··· Entries

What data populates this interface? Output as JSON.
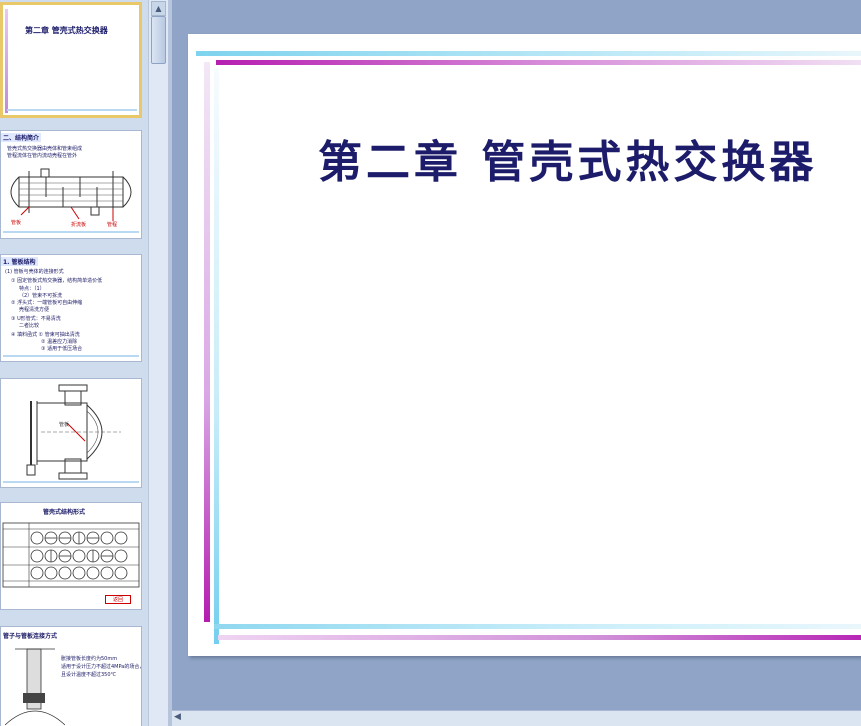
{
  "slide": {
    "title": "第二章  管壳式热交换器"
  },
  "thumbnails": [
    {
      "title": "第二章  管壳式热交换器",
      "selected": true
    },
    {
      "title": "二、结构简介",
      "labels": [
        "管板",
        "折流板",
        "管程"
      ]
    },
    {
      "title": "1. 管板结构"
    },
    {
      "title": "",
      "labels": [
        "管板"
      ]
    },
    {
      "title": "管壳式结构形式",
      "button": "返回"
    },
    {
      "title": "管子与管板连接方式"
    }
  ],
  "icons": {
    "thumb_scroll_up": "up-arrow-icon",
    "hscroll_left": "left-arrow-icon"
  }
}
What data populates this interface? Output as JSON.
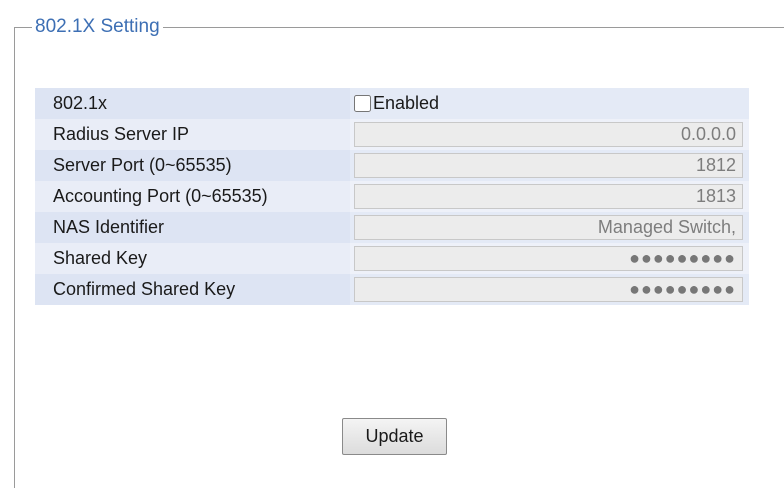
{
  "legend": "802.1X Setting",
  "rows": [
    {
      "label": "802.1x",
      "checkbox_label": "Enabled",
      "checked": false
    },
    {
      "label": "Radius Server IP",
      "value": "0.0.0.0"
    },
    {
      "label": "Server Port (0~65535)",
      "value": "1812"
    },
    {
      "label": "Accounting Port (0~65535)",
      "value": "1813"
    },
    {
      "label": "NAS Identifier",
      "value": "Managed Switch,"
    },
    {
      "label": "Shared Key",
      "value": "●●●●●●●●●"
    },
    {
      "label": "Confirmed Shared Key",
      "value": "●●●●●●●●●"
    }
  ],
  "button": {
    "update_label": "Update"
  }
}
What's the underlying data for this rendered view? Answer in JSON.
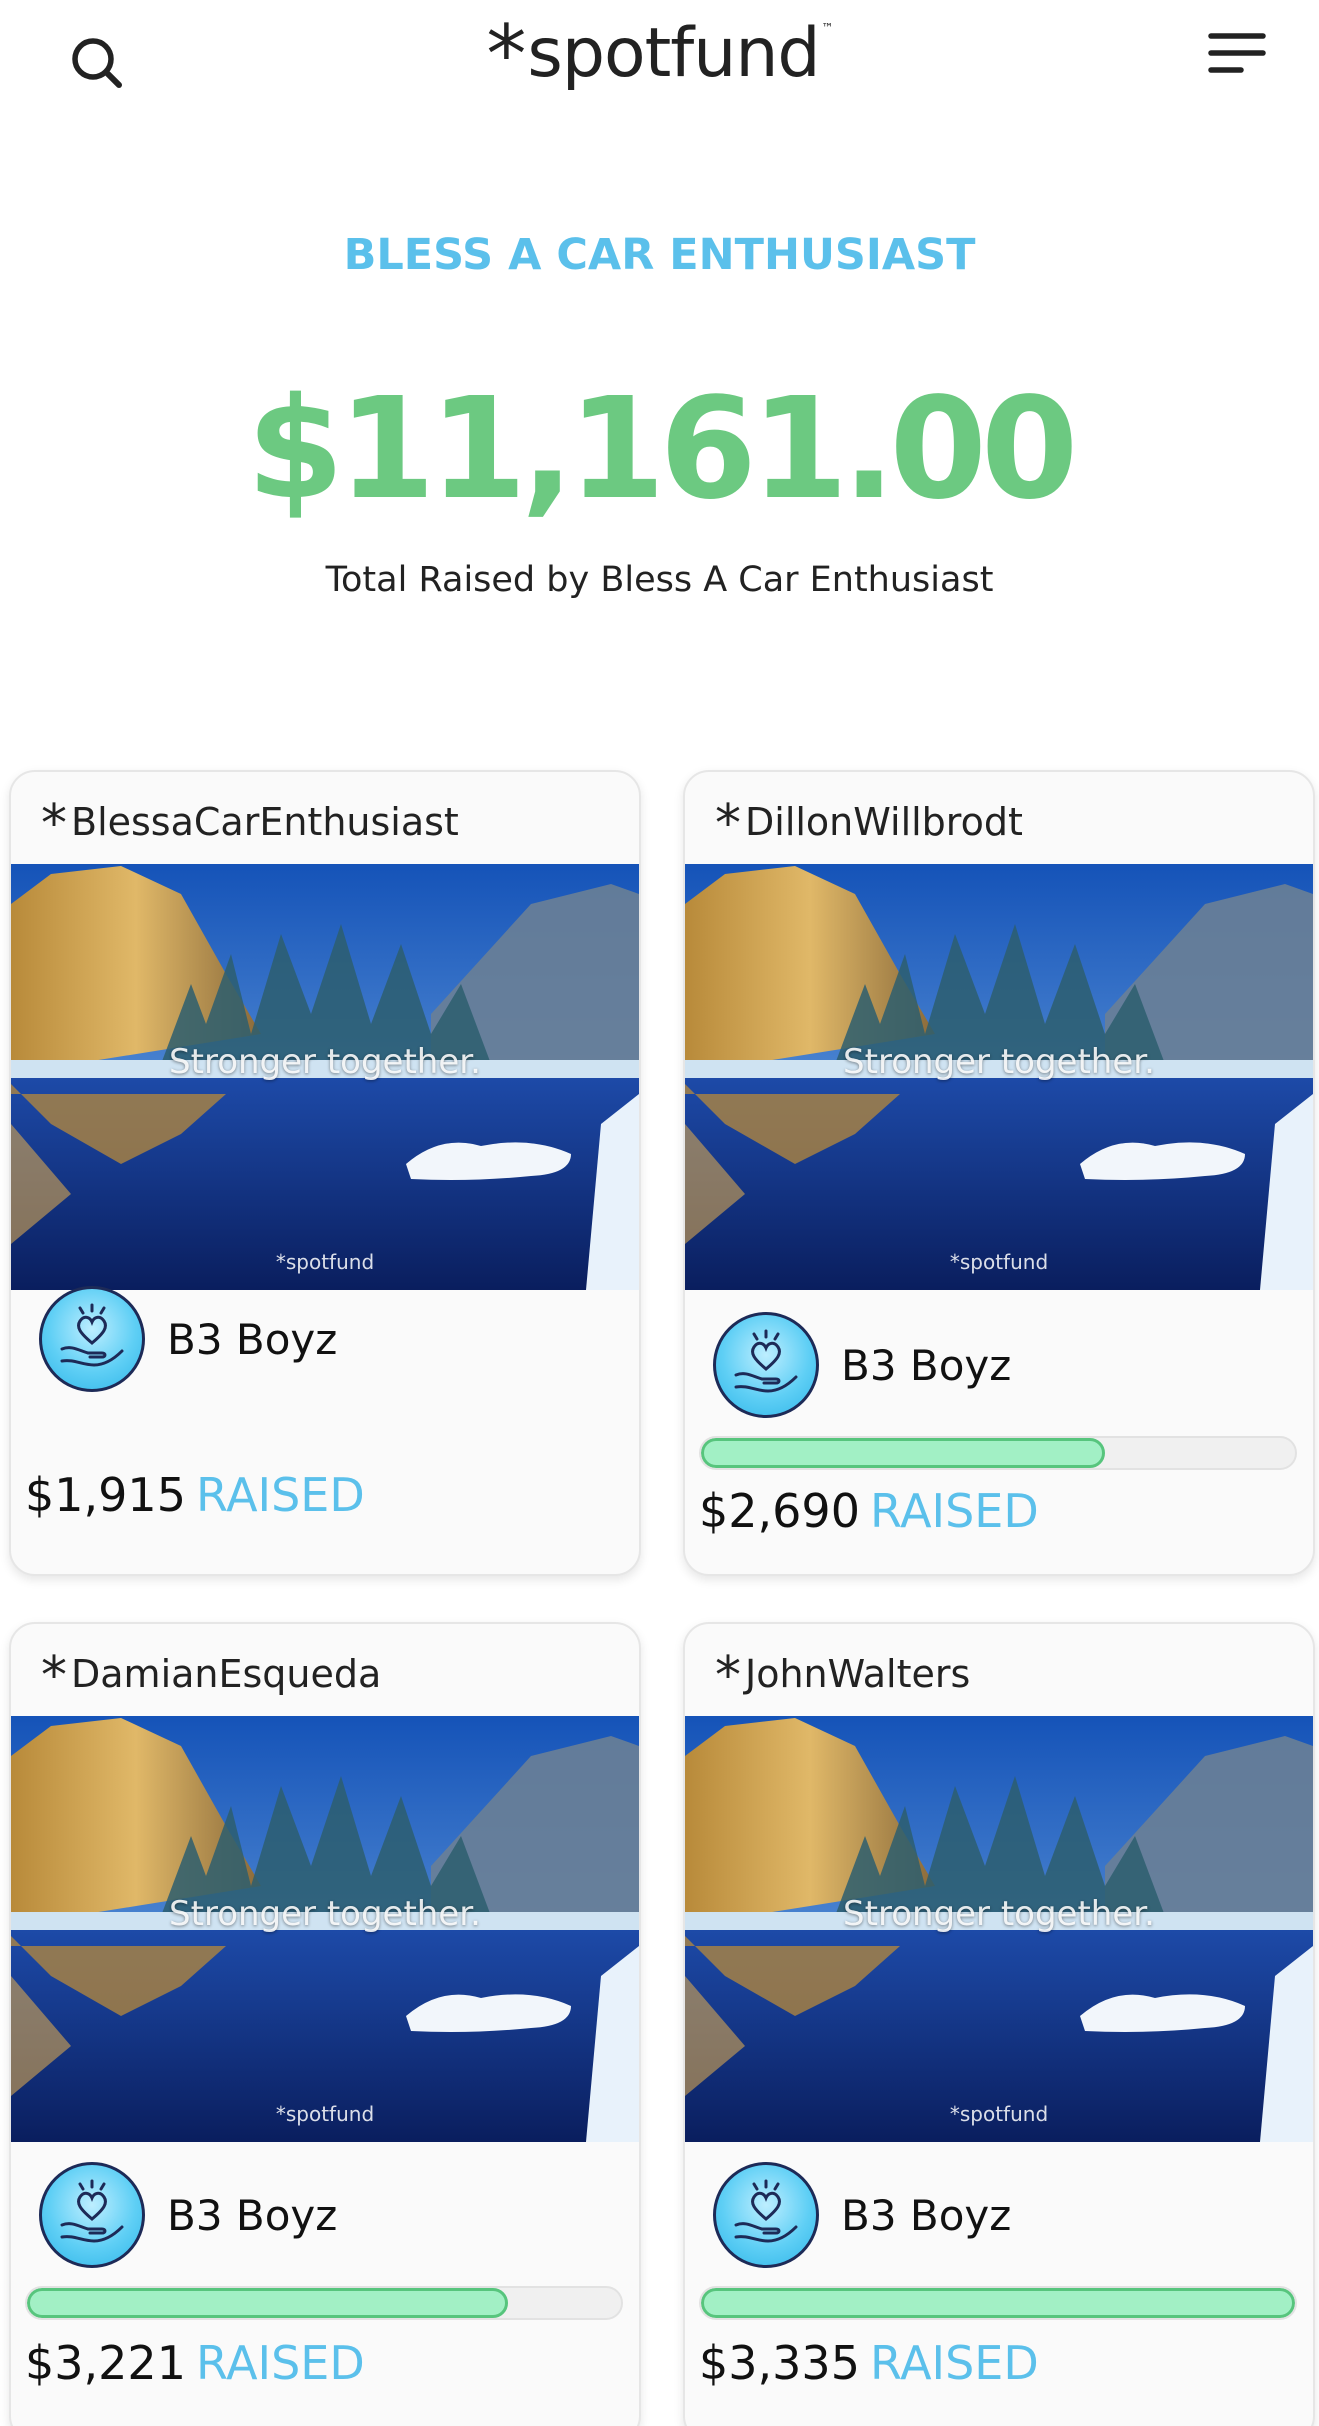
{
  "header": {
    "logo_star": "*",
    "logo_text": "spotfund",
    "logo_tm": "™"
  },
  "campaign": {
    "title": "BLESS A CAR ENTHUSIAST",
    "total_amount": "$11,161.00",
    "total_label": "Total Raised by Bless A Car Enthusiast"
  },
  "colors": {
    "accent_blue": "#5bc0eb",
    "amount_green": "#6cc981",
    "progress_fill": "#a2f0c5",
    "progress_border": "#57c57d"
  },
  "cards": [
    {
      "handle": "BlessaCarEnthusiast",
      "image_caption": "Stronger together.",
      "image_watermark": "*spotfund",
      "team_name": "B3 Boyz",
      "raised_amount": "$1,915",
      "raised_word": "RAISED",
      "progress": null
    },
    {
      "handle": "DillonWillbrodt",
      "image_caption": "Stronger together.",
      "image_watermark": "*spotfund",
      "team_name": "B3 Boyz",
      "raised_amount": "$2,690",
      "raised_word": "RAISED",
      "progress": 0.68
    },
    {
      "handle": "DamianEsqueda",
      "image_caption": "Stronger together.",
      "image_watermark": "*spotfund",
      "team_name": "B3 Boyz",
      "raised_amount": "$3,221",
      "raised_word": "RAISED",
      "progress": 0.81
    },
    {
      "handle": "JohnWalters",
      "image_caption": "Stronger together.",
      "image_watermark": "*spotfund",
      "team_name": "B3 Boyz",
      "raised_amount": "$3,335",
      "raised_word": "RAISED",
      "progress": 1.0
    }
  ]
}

······

Objective: Make an exact copy of every entry above, minus the images.

The result:
What data populates this interface? Output as JSON.
{
  "slide": {
    "title": "第二章  管壳式热交换器"
  },
  "thumbnails": [
    {
      "title": "第二章  管壳式热交换器",
      "selected": true
    },
    {
      "title": "二、结构简介",
      "labels": [
        "管板",
        "折流板",
        "管程"
      ]
    },
    {
      "title": "1. 管板结构"
    },
    {
      "title": "",
      "labels": [
        "管板"
      ]
    },
    {
      "title": "管壳式结构形式",
      "button": "返回"
    },
    {
      "title": "管子与管板连接方式"
    }
  ],
  "icons": {
    "thumb_scroll_up": "up-arrow-icon",
    "hscroll_left": "left-arrow-icon"
  }
}
What data populates this interface? Output as JSON.
{
  "legend": "802.1X Setting",
  "rows": [
    {
      "label": "802.1x",
      "checkbox_label": "Enabled",
      "checked": false
    },
    {
      "label": "Radius Server IP",
      "value": "0.0.0.0"
    },
    {
      "label": "Server Port (0~65535)",
      "value": "1812"
    },
    {
      "label": "Accounting Port (0~65535)",
      "value": "1813"
    },
    {
      "label": "NAS Identifier",
      "value": "Managed Switch,"
    },
    {
      "label": "Shared Key",
      "value": "●●●●●●●●●"
    },
    {
      "label": "Confirmed Shared Key",
      "value": "●●●●●●●●●"
    }
  ],
  "button": {
    "update_label": "Update"
  }
}
What's the underlying data for this rendered view? Answer in JSON.
{
  "header": {
    "logo_star": "*",
    "logo_text": "spotfund",
    "logo_tm": "™"
  },
  "campaign": {
    "title": "BLESS A CAR ENTHUSIAST",
    "total_amount": "$11,161.00",
    "total_label": "Total Raised by Bless A Car Enthusiast"
  },
  "colors": {
    "accent_blue": "#5bc0eb",
    "amount_green": "#6cc981",
    "progress_fill": "#a2f0c5",
    "progress_border": "#57c57d"
  },
  "cards": [
    {
      "handle": "BlessaCarEnthusiast",
      "image_caption": "Stronger together.",
      "image_watermark": "*spotfund",
      "team_name": "B3 Boyz",
      "raised_amount": "$1,915",
      "raised_word": "RAISED",
      "progress": null
    },
    {
      "handle": "DillonWillbrodt",
      "image_caption": "Stronger together.",
      "image_watermark": "*spotfund",
      "team_name": "B3 Boyz",
      "raised_amount": "$2,690",
      "raised_word": "RAISED",
      "progress": 0.68
    },
    {
      "handle": "DamianEsqueda",
      "image_caption": "Stronger together.",
      "image_watermark": "*spotfund",
      "team_name": "B3 Boyz",
      "raised_amount": "$3,221",
      "raised_word": "RAISED",
      "progress": 0.81
    },
    {
      "handle": "JohnWalters",
      "image_caption": "Stronger together.",
      "image_watermark": "*spotfund",
      "team_name": "B3 Boyz",
      "raised_amount": "$3,335",
      "raised_word": "RAISED",
      "progress": 1.0
    }
  ]
}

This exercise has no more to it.